Aim of the exercise:
Repeat the records exactly. Every line must match.

---------- Information supplied

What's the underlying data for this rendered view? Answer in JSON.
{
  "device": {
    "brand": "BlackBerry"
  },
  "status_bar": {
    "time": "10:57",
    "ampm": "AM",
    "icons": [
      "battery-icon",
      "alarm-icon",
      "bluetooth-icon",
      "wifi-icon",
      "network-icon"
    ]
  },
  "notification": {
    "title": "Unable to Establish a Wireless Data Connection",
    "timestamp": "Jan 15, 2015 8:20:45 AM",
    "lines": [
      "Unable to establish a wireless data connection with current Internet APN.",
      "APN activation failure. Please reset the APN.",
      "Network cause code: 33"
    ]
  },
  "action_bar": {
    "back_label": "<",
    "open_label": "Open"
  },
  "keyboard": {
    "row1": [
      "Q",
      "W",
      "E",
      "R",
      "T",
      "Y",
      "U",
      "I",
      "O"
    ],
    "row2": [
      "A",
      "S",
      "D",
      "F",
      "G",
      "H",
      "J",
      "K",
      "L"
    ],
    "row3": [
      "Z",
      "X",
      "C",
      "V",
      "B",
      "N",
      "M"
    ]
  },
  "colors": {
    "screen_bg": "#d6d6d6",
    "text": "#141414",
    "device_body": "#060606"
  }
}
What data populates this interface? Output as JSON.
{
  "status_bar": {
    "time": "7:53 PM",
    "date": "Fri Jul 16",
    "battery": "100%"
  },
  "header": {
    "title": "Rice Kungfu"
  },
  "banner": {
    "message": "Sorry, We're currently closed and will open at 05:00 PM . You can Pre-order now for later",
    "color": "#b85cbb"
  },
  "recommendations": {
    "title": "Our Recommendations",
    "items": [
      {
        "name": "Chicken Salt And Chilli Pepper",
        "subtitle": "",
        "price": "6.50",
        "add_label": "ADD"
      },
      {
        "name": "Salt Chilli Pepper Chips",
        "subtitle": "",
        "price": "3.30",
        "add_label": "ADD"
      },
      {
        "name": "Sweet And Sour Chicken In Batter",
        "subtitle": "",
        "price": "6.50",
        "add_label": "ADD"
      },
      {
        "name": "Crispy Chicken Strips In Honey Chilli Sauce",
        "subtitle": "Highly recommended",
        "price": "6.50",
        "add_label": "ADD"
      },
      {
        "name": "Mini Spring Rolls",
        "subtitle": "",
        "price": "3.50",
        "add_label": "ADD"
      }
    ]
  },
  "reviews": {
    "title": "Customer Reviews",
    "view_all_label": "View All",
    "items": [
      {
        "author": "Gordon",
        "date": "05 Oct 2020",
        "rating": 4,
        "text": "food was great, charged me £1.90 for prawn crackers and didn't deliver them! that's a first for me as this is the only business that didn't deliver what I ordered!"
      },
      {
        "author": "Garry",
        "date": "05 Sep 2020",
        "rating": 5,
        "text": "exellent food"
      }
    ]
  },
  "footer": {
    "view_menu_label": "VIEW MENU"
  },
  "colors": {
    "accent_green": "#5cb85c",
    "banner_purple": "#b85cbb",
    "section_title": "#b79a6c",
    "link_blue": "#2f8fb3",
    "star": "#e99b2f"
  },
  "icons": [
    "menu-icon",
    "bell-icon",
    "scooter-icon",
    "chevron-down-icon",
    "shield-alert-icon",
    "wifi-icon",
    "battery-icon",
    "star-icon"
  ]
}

--------------------

Finished task:
What's the underlying data for this rendered view? Answer in JSON.
{
  "device": {
    "brand": "BlackBerry"
  },
  "status_bar": {
    "time": "10:57",
    "ampm": "AM",
    "icons": [
      "battery-icon",
      "alarm-icon",
      "bluetooth-icon",
      "wifi-icon",
      "network-icon"
    ]
  },
  "notification": {
    "title": "Unable to Establish a Wireless Data Connection",
    "timestamp": "Jan 15, 2015 8:20:45 AM",
    "lines": [
      "Unable to establish a wireless data connection with current Internet APN.",
      "APN activation failure. Please reset the APN.",
      "Network cause code: 33"
    ]
  },
  "action_bar": {
    "back_label": "<",
    "open_label": "Open"
  },
  "keyboard": {
    "row1": [
      "Q",
      "W",
      "E",
      "R",
      "T",
      "Y",
      "U",
      "I",
      "O"
    ],
    "row2": [
      "A",
      "S",
      "D",
      "F",
      "G",
      "H",
      "J",
      "K",
      "L"
    ],
    "row3": [
      "Z",
      "X",
      "C",
      "V",
      "B",
      "N",
      "M"
    ]
  },
  "colors": {
    "screen_bg": "#d6d6d6",
    "text": "#141414",
    "device_body": "#060606"
  }
}
What data populates this interface? Output as JSON.
{
  "status_bar": {
    "time": "7:53 PM",
    "date": "Fri Jul 16",
    "battery": "100%"
  },
  "header": {
    "title": "Rice Kungfu"
  },
  "banner": {
    "message": "Sorry, We're currently closed and will open at 05:00 PM . You can Pre-order now for later",
    "color": "#b85cbb"
  },
  "recommendations": {
    "title": "Our Recommendations",
    "items": [
      {
        "name": "Chicken Salt And Chilli Pepper",
        "subtitle": "",
        "price": "6.50",
        "add_label": "ADD"
      },
      {
        "name": "Salt Chilli Pepper Chips",
        "subtitle": "",
        "price": "3.30",
        "add_label": "ADD"
      },
      {
        "name": "Sweet And Sour Chicken In Batter",
        "subtitle": "",
        "price": "6.50",
        "add_label": "ADD"
      },
      {
        "name": "Crispy Chicken Strips In Honey Chilli Sauce",
        "subtitle": "Highly recommended",
        "price": "6.50",
        "add_label": "ADD"
      },
      {
        "name": "Mini Spring Rolls",
        "subtitle": "",
        "price": "3.50",
        "add_label": "ADD"
      }
    ]
  },
  "reviews": {
    "title": "Customer Reviews",
    "view_all_label": "View All",
    "items": [
      {
        "author": "Gordon",
        "date": "05 Oct 2020",
        "rating": 4,
        "text": "food was great, charged me £1.90 for prawn crackers and didn't deliver them! that's a first for me as this is the only business that didn't deliver what I ordered!"
      },
      {
        "author": "Garry",
        "date": "05 Sep 2020",
        "rating": 5,
        "text": "exellent food"
      }
    ]
  },
  "footer": {
    "view_menu_label": "VIEW MENU"
  },
  "colors": {
    "accent_green": "#5cb85c",
    "banner_purple": "#b85cbb",
    "section_title": "#b79a6c",
    "link_blue": "#2f8fb3",
    "star": "#e99b2f"
  },
  "icons": [
    "menu-icon",
    "bell-icon",
    "scooter-icon",
    "chevron-down-icon",
    "shield-alert-icon",
    "wifi-icon",
    "battery-icon",
    "star-icon"
  ]
}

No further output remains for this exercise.